> **Required work**
In your copy, leave out the pictures; write out all the data exactly.

> **Dataset records**
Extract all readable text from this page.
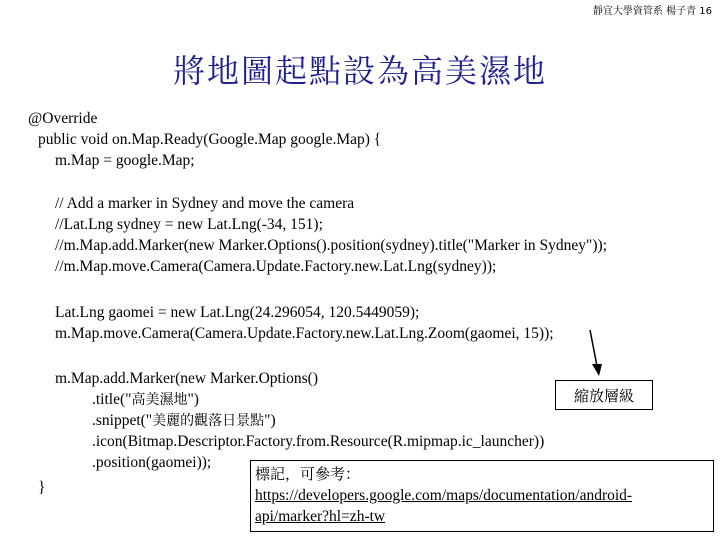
靜宜大學資管系 楊子青 16
將地圖起點設為高美濕地
@Override
public void on.Map.Ready(Google.Map google.Map) {
m.Map = google.Map;
// Add a marker in Sydney and move the camera
//Lat.Lng sydney = new Lat.Lng(-34, 151);
//m.Map.add.Marker(new Marker.Options().position(sydney).title("Marker in Sydney"));
//m.Map.move.Camera(Camera.Update.Factory.new.Lat.Lng(sydney));
Lat.Lng gaomei = new Lat.Lng(24.296054, 120.5449059);
m.Map.move.Camera(Camera.Update.Factory.new.Lat.Lng.Zoom(gaomei, 15));
m.Map.add.Marker(new Marker.Options()
.title("高美濕地")
.snippet("美麗的觀落日景點")
.icon(Bitmap.Descriptor.Factory.from.Resource(R.mipmap.ic_launcher))
.position(gaomei));
}
縮放層級
標記，可參考：
https://developers.google.com/maps/documentation/android-
api/marker?hl=zh-tw
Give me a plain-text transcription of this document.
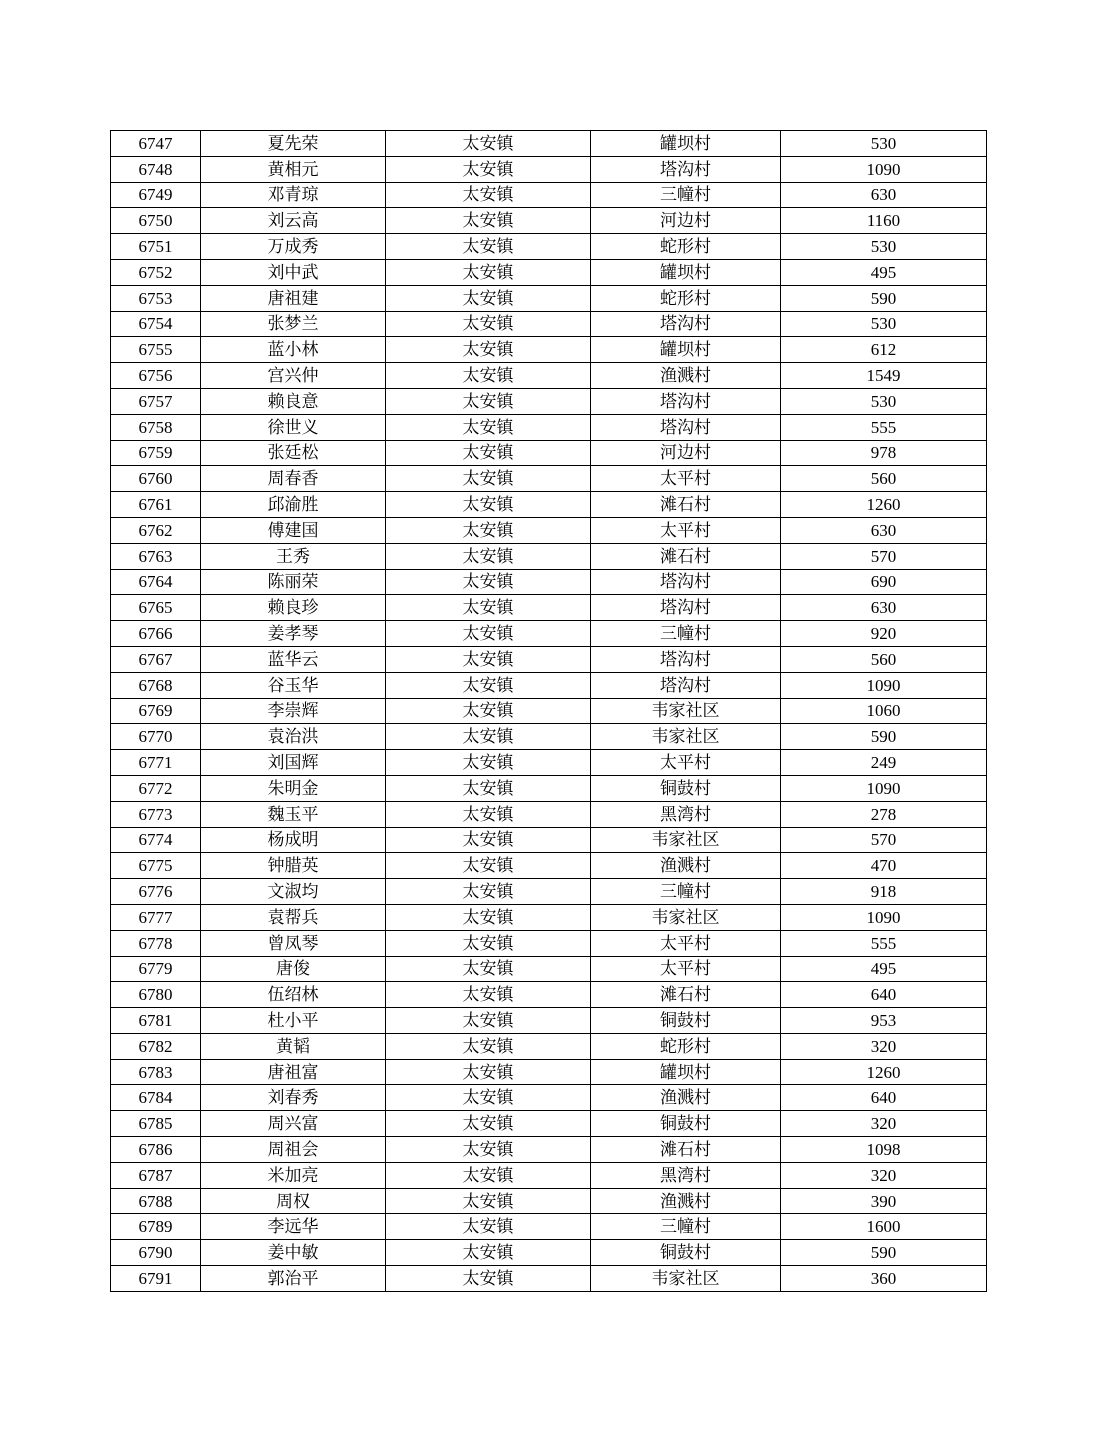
6747	夏先荣	太安镇	罐坝村	530
6748	黄相元	太安镇	塔沟村	1090
6749	邓青琼	太安镇	三幢村	630
6750	刘云高	太安镇	河边村	1160
6751	万成秀	太安镇	蛇形村	530
6752	刘中武	太安镇	罐坝村	495
6753	唐祖建	太安镇	蛇形村	590
6754	张梦兰	太安镇	塔沟村	530
6755	蓝小林	太安镇	罐坝村	612
6756	宫兴仲	太安镇	渔溅村	1549
6757	赖良意	太安镇	塔沟村	530
6758	徐世义	太安镇	塔沟村	555
6759	张廷松	太安镇	河边村	978
6760	周春香	太安镇	太平村	560
6761	邱渝胜	太安镇	滩石村	1260
6762	傅建国	太安镇	太平村	630
6763	王秀	太安镇	滩石村	570
6764	陈丽荣	太安镇	塔沟村	690
6765	赖良珍	太安镇	塔沟村	630
6766	姜孝琴	太安镇	三幢村	920
6767	蓝华云	太安镇	塔沟村	560
6768	谷玉华	太安镇	塔沟村	1090
6769	李崇辉	太安镇	韦家社区	1060
6770	袁治洪	太安镇	韦家社区	590
6771	刘国辉	太安镇	太平村	249
6772	朱明金	太安镇	铜鼓村	1090
6773	魏玉平	太安镇	黑湾村	278
6774	杨成明	太安镇	韦家社区	570
6775	钟腊英	太安镇	渔溅村	470
6776	文淑均	太安镇	三幢村	918
6777	袁帮兵	太安镇	韦家社区	1090
6778	曾凤琴	太安镇	太平村	555
6779	唐俊	太安镇	太平村	495
6780	伍绍林	太安镇	滩石村	640
6781	杜小平	太安镇	铜鼓村	953
6782	黄韬	太安镇	蛇形村	320
6783	唐祖富	太安镇	罐坝村	1260
6784	刘春秀	太安镇	渔溅村	640
6785	周兴富	太安镇	铜鼓村	320
6786	周祖会	太安镇	滩石村	1098
6787	米加亮	太安镇	黑湾村	320
6788	周权	太安镇	渔溅村	390
6789	李远华	太安镇	三幢村	1600
6790	姜中敏	太安镇	铜鼓村	590
6791	郭治平	太安镇	韦家社区	360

> **Correct answer**
Extract all readable text from this page.
靜宜大學資管系 楊子青 16
將地圖起點設為高美濕地
@Override
public void on.Map.Ready(Google.Map google.Map) {
m.Map = google.Map;
// Add a marker in Sydney and move the camera
//Lat.Lng sydney = new Lat.Lng(-34, 151);
//m.Map.add.Marker(new Marker.Options().position(sydney).title("Marker in Sydney"));
//m.Map.move.Camera(Camera.Update.Factory.new.Lat.Lng(sydney));
Lat.Lng gaomei = new Lat.Lng(24.296054, 120.5449059);
m.Map.move.Camera(Camera.Update.Factory.new.Lat.Lng.Zoom(gaomei, 15));
m.Map.add.Marker(new Marker.Options()
.title("高美濕地")
.snippet("美麗的觀落日景點")
.icon(Bitmap.Descriptor.Factory.from.Resource(R.mipmap.ic_launcher))
.position(gaomei));
}
縮放層級
標記，可參考：
https://developers.google.com/maps/documentation/android-
api/marker?hl=zh-tw
Give me a plain-text transcription of this document.
6747	夏先荣	太安镇	罐坝村	530
6748	黄相元	太安镇	塔沟村	1090
6749	邓青琼	太安镇	三幢村	630
6750	刘云高	太安镇	河边村	1160
6751	万成秀	太安镇	蛇形村	530
6752	刘中武	太安镇	罐坝村	495
6753	唐祖建	太安镇	蛇形村	590
6754	张梦兰	太安镇	塔沟村	530
6755	蓝小林	太安镇	罐坝村	612
6756	宫兴仲	太安镇	渔溅村	1549
6757	赖良意	太安镇	塔沟村	530
6758	徐世义	太安镇	塔沟村	555
6759	张廷松	太安镇	河边村	978
6760	周春香	太安镇	太平村	560
6761	邱渝胜	太安镇	滩石村	1260
6762	傅建国	太安镇	太平村	630
6763	王秀	太安镇	滩石村	570
6764	陈丽荣	太安镇	塔沟村	690
6765	赖良珍	太安镇	塔沟村	630
6766	姜孝琴	太安镇	三幢村	920
6767	蓝华云	太安镇	塔沟村	560
6768	谷玉华	太安镇	塔沟村	1090
6769	李崇辉	太安镇	韦家社区	1060
6770	袁治洪	太安镇	韦家社区	590
6771	刘国辉	太安镇	太平村	249
6772	朱明金	太安镇	铜鼓村	1090
6773	魏玉平	太安镇	黑湾村	278
6774	杨成明	太安镇	韦家社区	570
6775	钟腊英	太安镇	渔溅村	470
6776	文淑均	太安镇	三幢村	918
6777	袁帮兵	太安镇	韦家社区	1090
6778	曾凤琴	太安镇	太平村	555
6779	唐俊	太安镇	太平村	495
6780	伍绍林	太安镇	滩石村	640
6781	杜小平	太安镇	铜鼓村	953
6782	黄韬	太安镇	蛇形村	320
6783	唐祖富	太安镇	罐坝村	1260
6784	刘春秀	太安镇	渔溅村	640
6785	周兴富	太安镇	铜鼓村	320
6786	周祖会	太安镇	滩石村	1098
6787	米加亮	太安镇	黑湾村	320
6788	周权	太安镇	渔溅村	390
6789	李远华	太安镇	三幢村	1600
6790	姜中敏	太安镇	铜鼓村	590
6791	郭治平	太安镇	韦家社区	360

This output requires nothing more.